Set task: Extract the listing in its entirety, keeping each line identical to the original.

## start Material provided

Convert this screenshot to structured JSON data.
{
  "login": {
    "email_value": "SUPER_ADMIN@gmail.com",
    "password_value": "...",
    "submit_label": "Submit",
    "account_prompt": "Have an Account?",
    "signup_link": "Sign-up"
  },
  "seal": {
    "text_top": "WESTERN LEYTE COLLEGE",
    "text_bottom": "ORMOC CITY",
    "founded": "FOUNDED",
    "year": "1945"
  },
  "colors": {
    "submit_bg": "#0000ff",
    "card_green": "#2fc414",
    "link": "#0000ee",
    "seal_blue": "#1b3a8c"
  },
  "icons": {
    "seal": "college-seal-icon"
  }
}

## end Material provided

Complete output:
Convert this screenshot to structured JSON data.
{
  "login": {
    "email_value": "SUPER_ADMIN@gmail.com",
    "password_value": "...",
    "submit_label": "Submit",
    "account_prompt": "Have an Account?",
    "signup_link": "Sign-up"
  },
  "seal": {
    "text_top": "WESTERN LEYTE COLLEGE",
    "text_bottom": "ORMOC CITY",
    "founded": "FOUNDED",
    "year": "1945"
  },
  "colors": {
    "submit_bg": "#0000ff",
    "card_green": "#2fc414",
    "link": "#0000ee",
    "seal_blue": "#1b3a8c"
  },
  "icons": {
    "seal": "college-seal-icon"
  }
}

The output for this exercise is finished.